:: Task details ::
Of all the lines in the records below, how many hold the word "title"? Give the number alone.

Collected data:
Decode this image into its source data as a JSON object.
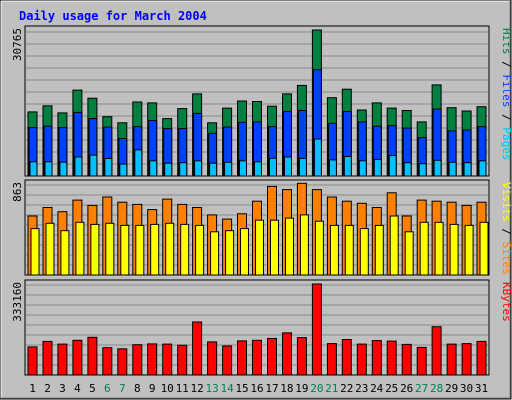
{
  "title": "Daily usage for March 2004",
  "colors": {
    "frame_bg": "#c0c0c0",
    "plot_bg": "#c0c0c0",
    "title": "#0000ff",
    "hits": "#008040",
    "files": "#0040ff",
    "pages": "#00c0ff",
    "visits": "#ffff00",
    "sites": "#ff8000",
    "kbytes": "#ff0000",
    "weekend": "#00805c",
    "weekday": "#000000"
  },
  "chart_data": [
    {
      "type": "bar",
      "title": "Daily usage for March 2004",
      "max_label": "30765",
      "ylim": [
        0,
        30765
      ],
      "legend": [
        {
          "text": "Pages",
          "color": "#00c0ff"
        },
        {
          "text": "Files",
          "color": "#0040ff"
        },
        {
          "text": "Hits",
          "color": "#008040"
        }
      ],
      "separator": " / ",
      "categories": [
        "1",
        "2",
        "3",
        "4",
        "5",
        "6",
        "7",
        "8",
        "9",
        "10",
        "11",
        "12",
        "13",
        "14",
        "15",
        "16",
        "17",
        "18",
        "19",
        "20",
        "21",
        "22",
        "23",
        "24",
        "25",
        "26",
        "27",
        "28",
        "29",
        "30",
        "31"
      ],
      "series": [
        {
          "name": "Hits",
          "values": [
            13500,
            14800,
            13300,
            18100,
            16400,
            12500,
            11200,
            15600,
            15400,
            12100,
            14200,
            17300,
            11200,
            14300,
            15800,
            15700,
            14700,
            17300,
            19100,
            30765,
            16500,
            18300,
            13900,
            15400,
            14300,
            13800,
            11400,
            19200,
            14400,
            13700,
            14600
          ]
        },
        {
          "name": "Files",
          "values": [
            10200,
            10500,
            10200,
            13400,
            12100,
            10300,
            7900,
            10400,
            11700,
            10000,
            10000,
            13200,
            9000,
            10300,
            11300,
            11400,
            10400,
            13600,
            13800,
            22400,
            11100,
            13600,
            11400,
            10500,
            10600,
            10100,
            8100,
            14100,
            9500,
            9700,
            10400
          ]
        },
        {
          "name": "Pages",
          "values": [
            3000,
            3000,
            2900,
            4000,
            4400,
            3700,
            2500,
            5500,
            3200,
            2700,
            2800,
            3200,
            2700,
            2900,
            3200,
            3000,
            3700,
            4000,
            3700,
            7800,
            3400,
            4100,
            3200,
            3500,
            4300,
            2800,
            2600,
            3300,
            2900,
            2800,
            3200
          ]
        }
      ]
    },
    {
      "type": "bar",
      "max_label": "863",
      "ylim": [
        0,
        863
      ],
      "legend": [
        {
          "text": "Sites",
          "color": "#ff8000"
        },
        {
          "text": "Visits",
          "color": "#ffff00"
        }
      ],
      "separator": " / ",
      "categories": [
        "1",
        "2",
        "3",
        "4",
        "5",
        "6",
        "7",
        "8",
        "9",
        "10",
        "11",
        "12",
        "13",
        "14",
        "15",
        "16",
        "17",
        "18",
        "19",
        "20",
        "21",
        "22",
        "23",
        "24",
        "25",
        "26",
        "27",
        "28",
        "29",
        "30",
        "31"
      ],
      "series": [
        {
          "name": "Sites",
          "values": [
            560,
            640,
            600,
            710,
            660,
            740,
            690,
            670,
            620,
            720,
            670,
            640,
            570,
            530,
            580,
            700,
            840,
            810,
            870,
            810,
            740,
            700,
            680,
            640,
            780,
            560,
            710,
            700,
            690,
            660,
            690
          ]
        },
        {
          "name": "Visits",
          "values": [
            440,
            490,
            420,
            500,
            480,
            490,
            470,
            470,
            480,
            490,
            480,
            470,
            410,
            420,
            440,
            520,
            520,
            540,
            570,
            510,
            470,
            470,
            440,
            470,
            560,
            410,
            500,
            500,
            480,
            470,
            500
          ]
        }
      ]
    },
    {
      "type": "bar",
      "max_label": "333160",
      "ylim": [
        0,
        333160
      ],
      "legend": [
        {
          "text": "KBytes",
          "color": "#ff0000"
        }
      ],
      "separator": "",
      "categories": [
        "1",
        "2",
        "3",
        "4",
        "5",
        "6",
        "7",
        "8",
        "9",
        "10",
        "11",
        "12",
        "13",
        "14",
        "15",
        "16",
        "17",
        "18",
        "19",
        "20",
        "21",
        "22",
        "23",
        "24",
        "25",
        "26",
        "27",
        "28",
        "29",
        "30",
        "31"
      ],
      "series": [
        {
          "name": "KBytes",
          "values": [
            103000,
            123000,
            113000,
            127000,
            138000,
            100000,
            96000,
            111000,
            114000,
            113000,
            109000,
            194000,
            121000,
            106000,
            125000,
            127000,
            134000,
            154000,
            137000,
            333160,
            115000,
            130000,
            113000,
            126000,
            124000,
            112000,
            101000,
            177000,
            113000,
            115000,
            123000
          ]
        }
      ]
    }
  ],
  "x_axis": {
    "labels": [
      "1",
      "2",
      "3",
      "4",
      "5",
      "6",
      "7",
      "8",
      "9",
      "10",
      "11",
      "12",
      "13",
      "14",
      "15",
      "16",
      "17",
      "18",
      "19",
      "20",
      "21",
      "22",
      "23",
      "24",
      "25",
      "26",
      "27",
      "28",
      "29",
      "30",
      "31"
    ],
    "weekend": [
      6,
      7,
      13,
      14,
      20,
      21,
      27,
      28
    ]
  }
}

:: Solved problem ::
3